REQUIRED WORK.
All of the lines below are to be printed again exactly; images are excluded from the output.

** Start RECORD SET **

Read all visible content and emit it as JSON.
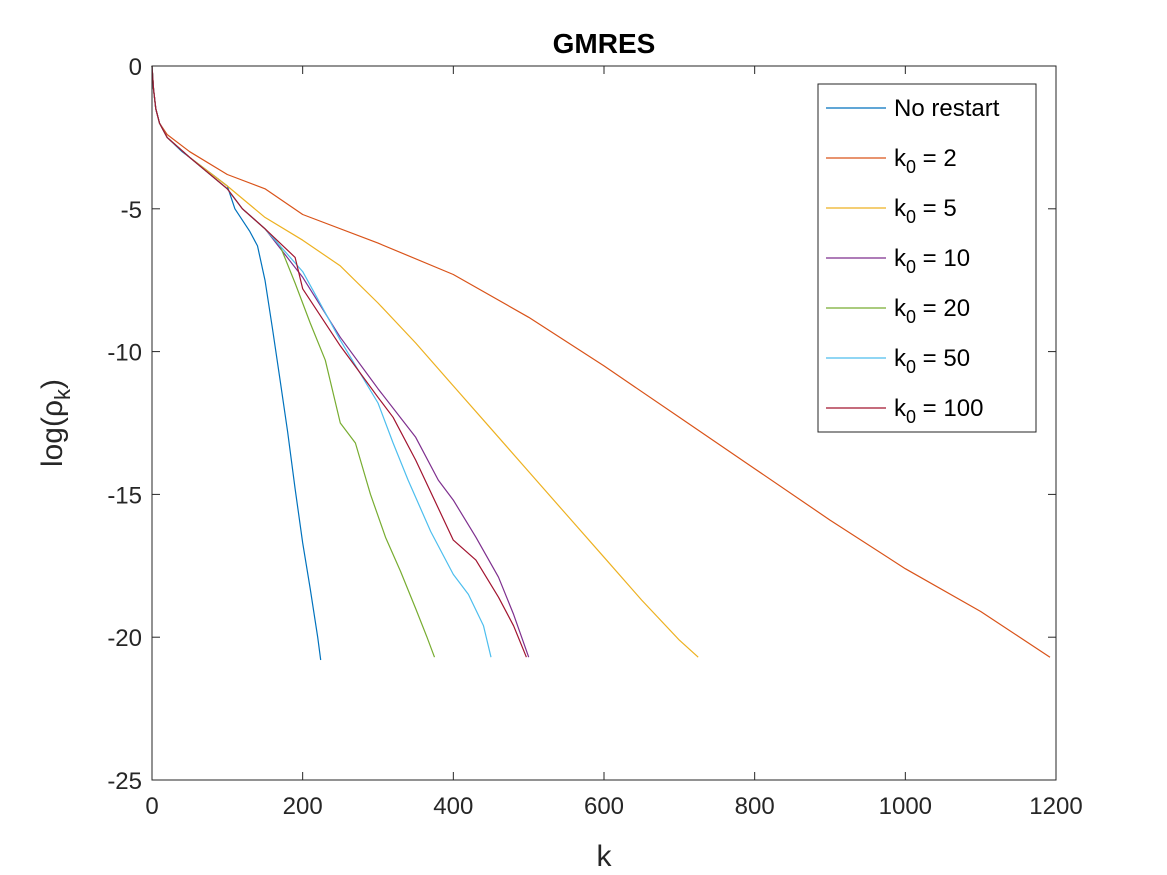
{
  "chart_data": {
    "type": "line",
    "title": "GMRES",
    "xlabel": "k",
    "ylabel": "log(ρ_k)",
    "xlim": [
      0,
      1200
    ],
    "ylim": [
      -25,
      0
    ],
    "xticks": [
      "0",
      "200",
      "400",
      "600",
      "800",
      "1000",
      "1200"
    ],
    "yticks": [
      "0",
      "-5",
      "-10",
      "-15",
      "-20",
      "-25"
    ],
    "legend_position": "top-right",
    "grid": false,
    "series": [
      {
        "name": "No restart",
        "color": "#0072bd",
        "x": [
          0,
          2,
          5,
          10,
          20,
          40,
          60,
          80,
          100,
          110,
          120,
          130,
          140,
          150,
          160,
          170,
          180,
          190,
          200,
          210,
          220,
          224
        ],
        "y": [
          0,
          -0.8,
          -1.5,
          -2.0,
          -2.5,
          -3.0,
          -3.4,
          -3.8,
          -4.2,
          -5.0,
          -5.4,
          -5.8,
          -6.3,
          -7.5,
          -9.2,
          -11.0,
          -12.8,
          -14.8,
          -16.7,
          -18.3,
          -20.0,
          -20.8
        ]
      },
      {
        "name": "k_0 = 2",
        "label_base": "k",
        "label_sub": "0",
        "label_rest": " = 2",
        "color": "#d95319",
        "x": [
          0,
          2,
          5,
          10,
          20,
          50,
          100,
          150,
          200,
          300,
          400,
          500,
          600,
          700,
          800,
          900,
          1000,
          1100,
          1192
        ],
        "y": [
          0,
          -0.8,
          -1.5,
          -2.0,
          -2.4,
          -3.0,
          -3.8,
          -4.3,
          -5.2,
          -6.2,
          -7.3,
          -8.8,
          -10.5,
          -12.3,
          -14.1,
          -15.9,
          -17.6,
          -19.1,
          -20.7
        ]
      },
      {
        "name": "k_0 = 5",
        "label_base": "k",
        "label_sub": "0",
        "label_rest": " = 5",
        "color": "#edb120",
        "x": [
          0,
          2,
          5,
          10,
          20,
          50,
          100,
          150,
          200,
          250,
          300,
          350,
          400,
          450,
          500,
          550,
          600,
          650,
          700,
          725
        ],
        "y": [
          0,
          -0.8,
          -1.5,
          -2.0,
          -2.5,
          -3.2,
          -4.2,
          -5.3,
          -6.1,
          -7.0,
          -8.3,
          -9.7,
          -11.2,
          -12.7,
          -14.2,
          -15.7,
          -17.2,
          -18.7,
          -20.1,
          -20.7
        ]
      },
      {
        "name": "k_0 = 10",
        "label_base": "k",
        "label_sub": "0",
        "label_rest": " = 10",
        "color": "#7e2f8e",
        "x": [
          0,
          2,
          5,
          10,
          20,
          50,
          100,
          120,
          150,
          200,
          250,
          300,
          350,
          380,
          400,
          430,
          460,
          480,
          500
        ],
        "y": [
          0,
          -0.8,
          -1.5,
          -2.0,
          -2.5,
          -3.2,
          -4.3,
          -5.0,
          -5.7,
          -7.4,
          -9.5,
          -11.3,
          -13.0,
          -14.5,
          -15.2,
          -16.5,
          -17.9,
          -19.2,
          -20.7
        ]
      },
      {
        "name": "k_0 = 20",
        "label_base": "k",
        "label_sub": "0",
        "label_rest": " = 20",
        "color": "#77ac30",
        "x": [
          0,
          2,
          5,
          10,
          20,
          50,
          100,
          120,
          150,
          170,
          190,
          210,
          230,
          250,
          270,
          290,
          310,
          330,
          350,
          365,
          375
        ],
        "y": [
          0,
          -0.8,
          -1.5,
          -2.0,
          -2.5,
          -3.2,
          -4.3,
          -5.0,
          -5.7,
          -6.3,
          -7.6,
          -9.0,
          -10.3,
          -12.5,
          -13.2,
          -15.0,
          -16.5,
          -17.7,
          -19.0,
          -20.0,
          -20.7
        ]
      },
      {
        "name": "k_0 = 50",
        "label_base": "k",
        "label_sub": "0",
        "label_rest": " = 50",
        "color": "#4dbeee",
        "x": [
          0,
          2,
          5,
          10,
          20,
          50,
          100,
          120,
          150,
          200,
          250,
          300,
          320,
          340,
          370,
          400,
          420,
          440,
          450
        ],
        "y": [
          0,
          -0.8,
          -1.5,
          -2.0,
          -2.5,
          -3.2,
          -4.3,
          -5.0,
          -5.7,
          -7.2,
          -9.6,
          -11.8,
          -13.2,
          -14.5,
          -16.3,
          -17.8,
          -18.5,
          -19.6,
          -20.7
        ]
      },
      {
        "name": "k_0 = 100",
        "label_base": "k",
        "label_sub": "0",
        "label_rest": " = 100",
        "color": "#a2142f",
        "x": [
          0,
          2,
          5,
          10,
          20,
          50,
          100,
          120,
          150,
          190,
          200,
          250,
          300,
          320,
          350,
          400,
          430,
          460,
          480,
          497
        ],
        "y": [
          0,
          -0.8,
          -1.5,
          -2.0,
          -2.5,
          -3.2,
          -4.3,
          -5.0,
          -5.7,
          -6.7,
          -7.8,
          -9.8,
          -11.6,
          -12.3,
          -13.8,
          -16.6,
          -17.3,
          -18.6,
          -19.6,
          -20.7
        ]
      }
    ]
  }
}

** End RECORD SET **

ANSWER TO THIS PROBLEM.
Read all visible content and emit it as JSON.
{
  "chart_data": {
    "type": "line",
    "title": "GMRES",
    "xlabel": "k",
    "ylabel": "log(ρ_k)",
    "xlim": [
      0,
      1200
    ],
    "ylim": [
      -25,
      0
    ],
    "xticks": [
      "0",
      "200",
      "400",
      "600",
      "800",
      "1000",
      "1200"
    ],
    "yticks": [
      "0",
      "-5",
      "-10",
      "-15",
      "-20",
      "-25"
    ],
    "legend_position": "top-right",
    "grid": false,
    "series": [
      {
        "name": "No restart",
        "color": "#0072bd",
        "x": [
          0,
          2,
          5,
          10,
          20,
          40,
          60,
          80,
          100,
          110,
          120,
          130,
          140,
          150,
          160,
          170,
          180,
          190,
          200,
          210,
          220,
          224
        ],
        "y": [
          0,
          -0.8,
          -1.5,
          -2.0,
          -2.5,
          -3.0,
          -3.4,
          -3.8,
          -4.2,
          -5.0,
          -5.4,
          -5.8,
          -6.3,
          -7.5,
          -9.2,
          -11.0,
          -12.8,
          -14.8,
          -16.7,
          -18.3,
          -20.0,
          -20.8
        ]
      },
      {
        "name": "k_0 = 2",
        "label_base": "k",
        "label_sub": "0",
        "label_rest": " = 2",
        "color": "#d95319",
        "x": [
          0,
          2,
          5,
          10,
          20,
          50,
          100,
          150,
          200,
          300,
          400,
          500,
          600,
          700,
          800,
          900,
          1000,
          1100,
          1192
        ],
        "y": [
          0,
          -0.8,
          -1.5,
          -2.0,
          -2.4,
          -3.0,
          -3.8,
          -4.3,
          -5.2,
          -6.2,
          -7.3,
          -8.8,
          -10.5,
          -12.3,
          -14.1,
          -15.9,
          -17.6,
          -19.1,
          -20.7
        ]
      },
      {
        "name": "k_0 = 5",
        "label_base": "k",
        "label_sub": "0",
        "label_rest": " = 5",
        "color": "#edb120",
        "x": [
          0,
          2,
          5,
          10,
          20,
          50,
          100,
          150,
          200,
          250,
          300,
          350,
          400,
          450,
          500,
          550,
          600,
          650,
          700,
          725
        ],
        "y": [
          0,
          -0.8,
          -1.5,
          -2.0,
          -2.5,
          -3.2,
          -4.2,
          -5.3,
          -6.1,
          -7.0,
          -8.3,
          -9.7,
          -11.2,
          -12.7,
          -14.2,
          -15.7,
          -17.2,
          -18.7,
          -20.1,
          -20.7
        ]
      },
      {
        "name": "k_0 = 10",
        "label_base": "k",
        "label_sub": "0",
        "label_rest": " = 10",
        "color": "#7e2f8e",
        "x": [
          0,
          2,
          5,
          10,
          20,
          50,
          100,
          120,
          150,
          200,
          250,
          300,
          350,
          380,
          400,
          430,
          460,
          480,
          500
        ],
        "y": [
          0,
          -0.8,
          -1.5,
          -2.0,
          -2.5,
          -3.2,
          -4.3,
          -5.0,
          -5.7,
          -7.4,
          -9.5,
          -11.3,
          -13.0,
          -14.5,
          -15.2,
          -16.5,
          -17.9,
          -19.2,
          -20.7
        ]
      },
      {
        "name": "k_0 = 20",
        "label_base": "k",
        "label_sub": "0",
        "label_rest": " = 20",
        "color": "#77ac30",
        "x": [
          0,
          2,
          5,
          10,
          20,
          50,
          100,
          120,
          150,
          170,
          190,
          210,
          230,
          250,
          270,
          290,
          310,
          330,
          350,
          365,
          375
        ],
        "y": [
          0,
          -0.8,
          -1.5,
          -2.0,
          -2.5,
          -3.2,
          -4.3,
          -5.0,
          -5.7,
          -6.3,
          -7.6,
          -9.0,
          -10.3,
          -12.5,
          -13.2,
          -15.0,
          -16.5,
          -17.7,
          -19.0,
          -20.0,
          -20.7
        ]
      },
      {
        "name": "k_0 = 50",
        "label_base": "k",
        "label_sub": "0",
        "label_rest": " = 50",
        "color": "#4dbeee",
        "x": [
          0,
          2,
          5,
          10,
          20,
          50,
          100,
          120,
          150,
          200,
          250,
          300,
          320,
          340,
          370,
          400,
          420,
          440,
          450
        ],
        "y": [
          0,
          -0.8,
          -1.5,
          -2.0,
          -2.5,
          -3.2,
          -4.3,
          -5.0,
          -5.7,
          -7.2,
          -9.6,
          -11.8,
          -13.2,
          -14.5,
          -16.3,
          -17.8,
          -18.5,
          -19.6,
          -20.7
        ]
      },
      {
        "name": "k_0 = 100",
        "label_base": "k",
        "label_sub": "0",
        "label_rest": " = 100",
        "color": "#a2142f",
        "x": [
          0,
          2,
          5,
          10,
          20,
          50,
          100,
          120,
          150,
          190,
          200,
          250,
          300,
          320,
          350,
          400,
          430,
          460,
          480,
          497
        ],
        "y": [
          0,
          -0.8,
          -1.5,
          -2.0,
          -2.5,
          -3.2,
          -4.3,
          -5.0,
          -5.7,
          -6.7,
          -7.8,
          -9.8,
          -11.6,
          -12.3,
          -13.8,
          -16.6,
          -17.3,
          -18.6,
          -19.6,
          -20.7
        ]
      }
    ]
  }
}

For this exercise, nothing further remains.